##### Data section #####
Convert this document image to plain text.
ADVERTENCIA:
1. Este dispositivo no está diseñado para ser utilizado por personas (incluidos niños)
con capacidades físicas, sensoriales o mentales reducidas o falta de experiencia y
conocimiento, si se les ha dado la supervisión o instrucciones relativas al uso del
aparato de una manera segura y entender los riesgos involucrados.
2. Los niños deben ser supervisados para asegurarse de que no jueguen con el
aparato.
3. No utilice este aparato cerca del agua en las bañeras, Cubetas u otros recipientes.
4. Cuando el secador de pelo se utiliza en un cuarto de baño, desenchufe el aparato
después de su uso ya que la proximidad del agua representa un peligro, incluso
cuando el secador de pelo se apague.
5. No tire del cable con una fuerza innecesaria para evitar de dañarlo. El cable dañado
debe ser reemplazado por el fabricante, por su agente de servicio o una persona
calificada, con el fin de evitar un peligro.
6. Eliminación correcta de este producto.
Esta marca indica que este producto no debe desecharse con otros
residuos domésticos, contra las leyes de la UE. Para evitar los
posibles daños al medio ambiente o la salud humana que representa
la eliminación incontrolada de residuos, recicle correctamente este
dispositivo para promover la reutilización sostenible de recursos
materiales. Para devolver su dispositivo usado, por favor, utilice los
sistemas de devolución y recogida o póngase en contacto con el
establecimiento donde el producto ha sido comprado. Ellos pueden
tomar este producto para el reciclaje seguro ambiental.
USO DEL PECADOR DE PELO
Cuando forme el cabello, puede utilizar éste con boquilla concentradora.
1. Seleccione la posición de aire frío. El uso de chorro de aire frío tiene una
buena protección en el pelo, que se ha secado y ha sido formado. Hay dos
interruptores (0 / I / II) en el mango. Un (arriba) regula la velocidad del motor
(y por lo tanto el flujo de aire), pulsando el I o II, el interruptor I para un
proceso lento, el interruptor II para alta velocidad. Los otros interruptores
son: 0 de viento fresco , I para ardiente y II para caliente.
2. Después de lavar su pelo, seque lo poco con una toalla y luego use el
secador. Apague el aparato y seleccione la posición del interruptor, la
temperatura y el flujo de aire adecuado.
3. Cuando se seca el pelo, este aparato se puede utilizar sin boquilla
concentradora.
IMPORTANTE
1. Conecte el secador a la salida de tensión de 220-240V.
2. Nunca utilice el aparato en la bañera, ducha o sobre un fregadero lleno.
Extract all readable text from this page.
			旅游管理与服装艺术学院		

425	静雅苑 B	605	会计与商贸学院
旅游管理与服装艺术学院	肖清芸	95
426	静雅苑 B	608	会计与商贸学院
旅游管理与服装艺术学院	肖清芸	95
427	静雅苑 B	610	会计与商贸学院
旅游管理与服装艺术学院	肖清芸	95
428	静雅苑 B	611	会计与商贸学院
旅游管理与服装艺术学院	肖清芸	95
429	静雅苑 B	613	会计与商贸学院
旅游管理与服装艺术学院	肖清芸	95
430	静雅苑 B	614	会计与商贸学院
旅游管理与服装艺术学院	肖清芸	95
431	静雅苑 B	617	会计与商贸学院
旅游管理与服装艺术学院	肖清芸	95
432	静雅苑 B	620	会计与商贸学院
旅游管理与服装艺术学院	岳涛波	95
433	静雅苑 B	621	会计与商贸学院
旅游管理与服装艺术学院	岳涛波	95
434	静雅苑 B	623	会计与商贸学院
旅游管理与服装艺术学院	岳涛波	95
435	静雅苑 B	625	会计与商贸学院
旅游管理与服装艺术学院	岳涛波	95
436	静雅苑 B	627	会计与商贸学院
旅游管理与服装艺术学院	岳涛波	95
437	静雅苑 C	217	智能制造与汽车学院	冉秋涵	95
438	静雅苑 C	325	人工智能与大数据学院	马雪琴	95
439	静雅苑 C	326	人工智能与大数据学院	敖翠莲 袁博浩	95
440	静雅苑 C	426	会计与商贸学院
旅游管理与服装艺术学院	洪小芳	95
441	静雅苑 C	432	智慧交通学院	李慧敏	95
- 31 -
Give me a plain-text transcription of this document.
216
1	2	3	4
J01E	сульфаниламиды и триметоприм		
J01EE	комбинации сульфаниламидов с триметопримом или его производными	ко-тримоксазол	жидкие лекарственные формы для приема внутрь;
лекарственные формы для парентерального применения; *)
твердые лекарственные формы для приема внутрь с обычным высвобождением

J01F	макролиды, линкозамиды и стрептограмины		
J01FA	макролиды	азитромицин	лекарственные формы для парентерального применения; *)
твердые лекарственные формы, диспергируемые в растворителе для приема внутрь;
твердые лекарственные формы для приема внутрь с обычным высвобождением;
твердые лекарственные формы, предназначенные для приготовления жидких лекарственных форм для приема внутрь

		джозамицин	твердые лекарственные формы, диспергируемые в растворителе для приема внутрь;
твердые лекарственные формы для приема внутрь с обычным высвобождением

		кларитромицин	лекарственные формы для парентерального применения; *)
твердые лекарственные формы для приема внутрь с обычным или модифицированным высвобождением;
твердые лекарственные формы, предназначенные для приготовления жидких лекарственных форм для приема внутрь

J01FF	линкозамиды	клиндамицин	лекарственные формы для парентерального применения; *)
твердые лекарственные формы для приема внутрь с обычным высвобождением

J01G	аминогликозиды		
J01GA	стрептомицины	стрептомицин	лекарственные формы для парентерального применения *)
#####
- [Short task]
Search the entries for the word "velocidad" and pick out every line that holds it.

- [Exercise output]
interruptores (0 / I / II) en el mango. Un (arriba) regula la velocidad del motor
proceso lento, el interruptor II para alta velocidad. Los otros interruptores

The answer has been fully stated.